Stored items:
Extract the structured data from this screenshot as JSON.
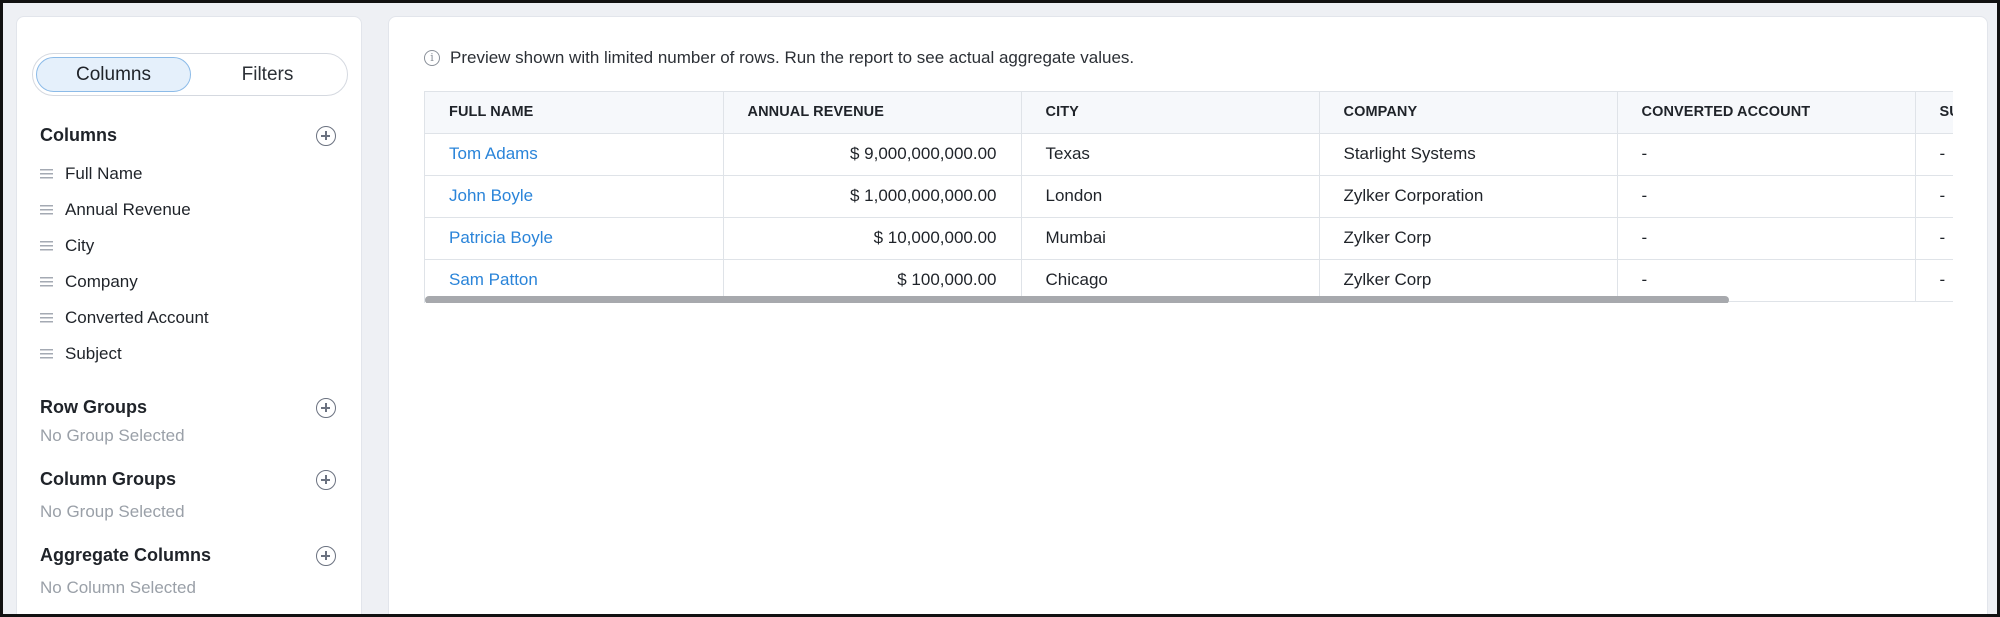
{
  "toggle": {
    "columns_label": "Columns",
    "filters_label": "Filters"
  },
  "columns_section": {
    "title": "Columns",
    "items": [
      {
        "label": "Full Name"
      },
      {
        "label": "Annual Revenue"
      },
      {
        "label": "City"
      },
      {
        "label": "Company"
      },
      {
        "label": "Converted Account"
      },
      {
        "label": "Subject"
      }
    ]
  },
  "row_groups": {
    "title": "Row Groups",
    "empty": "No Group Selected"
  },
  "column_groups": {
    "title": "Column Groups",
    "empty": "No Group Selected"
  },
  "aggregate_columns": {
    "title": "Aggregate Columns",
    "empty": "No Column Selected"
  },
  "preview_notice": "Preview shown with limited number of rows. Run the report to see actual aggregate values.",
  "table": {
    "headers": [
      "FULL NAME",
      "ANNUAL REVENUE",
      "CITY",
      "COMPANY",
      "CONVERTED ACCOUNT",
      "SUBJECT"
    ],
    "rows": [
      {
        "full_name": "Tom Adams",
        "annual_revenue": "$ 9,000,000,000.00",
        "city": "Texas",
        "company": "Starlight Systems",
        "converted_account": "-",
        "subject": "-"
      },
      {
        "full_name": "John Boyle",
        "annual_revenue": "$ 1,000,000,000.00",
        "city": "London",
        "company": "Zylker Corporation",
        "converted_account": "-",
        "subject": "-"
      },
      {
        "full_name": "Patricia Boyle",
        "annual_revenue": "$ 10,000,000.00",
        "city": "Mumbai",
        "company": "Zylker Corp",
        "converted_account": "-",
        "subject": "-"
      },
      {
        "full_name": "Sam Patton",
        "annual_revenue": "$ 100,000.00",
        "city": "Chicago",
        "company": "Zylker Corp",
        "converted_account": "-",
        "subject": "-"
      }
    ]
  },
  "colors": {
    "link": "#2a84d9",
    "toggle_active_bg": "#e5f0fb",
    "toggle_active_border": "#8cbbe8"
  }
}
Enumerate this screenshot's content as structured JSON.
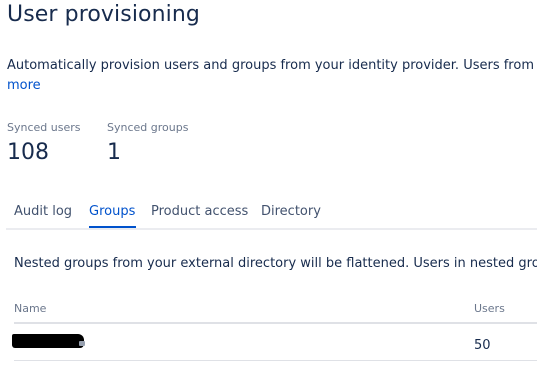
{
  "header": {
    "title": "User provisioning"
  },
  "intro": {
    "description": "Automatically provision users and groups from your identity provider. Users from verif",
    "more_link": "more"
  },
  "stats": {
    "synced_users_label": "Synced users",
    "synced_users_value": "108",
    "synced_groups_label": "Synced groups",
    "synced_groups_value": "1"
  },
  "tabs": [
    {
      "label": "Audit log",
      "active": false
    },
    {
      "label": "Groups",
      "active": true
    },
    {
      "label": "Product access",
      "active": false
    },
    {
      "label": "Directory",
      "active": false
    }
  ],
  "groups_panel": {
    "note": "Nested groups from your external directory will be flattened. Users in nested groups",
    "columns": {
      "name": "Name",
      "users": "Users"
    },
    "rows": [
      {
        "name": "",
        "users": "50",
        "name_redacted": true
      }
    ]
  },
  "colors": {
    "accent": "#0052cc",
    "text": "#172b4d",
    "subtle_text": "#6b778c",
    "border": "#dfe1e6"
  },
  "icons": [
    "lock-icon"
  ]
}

## WHAT TO DO
Above are the records; reproduce them exactly and leave out the pictures.

## RESPONSE TO THIS TASK
Extract the structured data from this screenshot as JSON.
{
  "toggle": {
    "columns_label": "Columns",
    "filters_label": "Filters"
  },
  "columns_section": {
    "title": "Columns",
    "items": [
      {
        "label": "Full Name"
      },
      {
        "label": "Annual Revenue"
      },
      {
        "label": "City"
      },
      {
        "label": "Company"
      },
      {
        "label": "Converted Account"
      },
      {
        "label": "Subject"
      }
    ]
  },
  "row_groups": {
    "title": "Row Groups",
    "empty": "No Group Selected"
  },
  "column_groups": {
    "title": "Column Groups",
    "empty": "No Group Selected"
  },
  "aggregate_columns": {
    "title": "Aggregate Columns",
    "empty": "No Column Selected"
  },
  "preview_notice": "Preview shown with limited number of rows. Run the report to see actual aggregate values.",
  "table": {
    "headers": [
      "FULL NAME",
      "ANNUAL REVENUE",
      "CITY",
      "COMPANY",
      "CONVERTED ACCOUNT",
      "SUBJECT"
    ],
    "rows": [
      {
        "full_name": "Tom Adams",
        "annual_revenue": "$ 9,000,000,000.00",
        "city": "Texas",
        "company": "Starlight Systems",
        "converted_account": "-",
        "subject": "-"
      },
      {
        "full_name": "John Boyle",
        "annual_revenue": "$ 1,000,000,000.00",
        "city": "London",
        "company": "Zylker Corporation",
        "converted_account": "-",
        "subject": "-"
      },
      {
        "full_name": "Patricia Boyle",
        "annual_revenue": "$ 10,000,000.00",
        "city": "Mumbai",
        "company": "Zylker Corp",
        "converted_account": "-",
        "subject": "-"
      },
      {
        "full_name": "Sam Patton",
        "annual_revenue": "$ 100,000.00",
        "city": "Chicago",
        "company": "Zylker Corp",
        "converted_account": "-",
        "subject": "-"
      }
    ]
  },
  "colors": {
    "link": "#2a84d9",
    "toggle_active_bg": "#e5f0fb",
    "toggle_active_border": "#8cbbe8"
  }
}
Enumerate this screenshot's content as structured JSON.
{
  "header": {
    "title": "User provisioning"
  },
  "intro": {
    "description": "Automatically provision users and groups from your identity provider. Users from verif",
    "more_link": "more"
  },
  "stats": {
    "synced_users_label": "Synced users",
    "synced_users_value": "108",
    "synced_groups_label": "Synced groups",
    "synced_groups_value": "1"
  },
  "tabs": [
    {
      "label": "Audit log",
      "active": false
    },
    {
      "label": "Groups",
      "active": true
    },
    {
      "label": "Product access",
      "active": false
    },
    {
      "label": "Directory",
      "active": false
    }
  ],
  "groups_panel": {
    "note": "Nested groups from your external directory will be flattened. Users in nested groups",
    "columns": {
      "name": "Name",
      "users": "Users"
    },
    "rows": [
      {
        "name": "",
        "users": "50",
        "name_redacted": true
      }
    ]
  },
  "colors": {
    "accent": "#0052cc",
    "text": "#172b4d",
    "subtle_text": "#6b778c",
    "border": "#dfe1e6"
  },
  "icons": [
    "lock-icon"
  ]
}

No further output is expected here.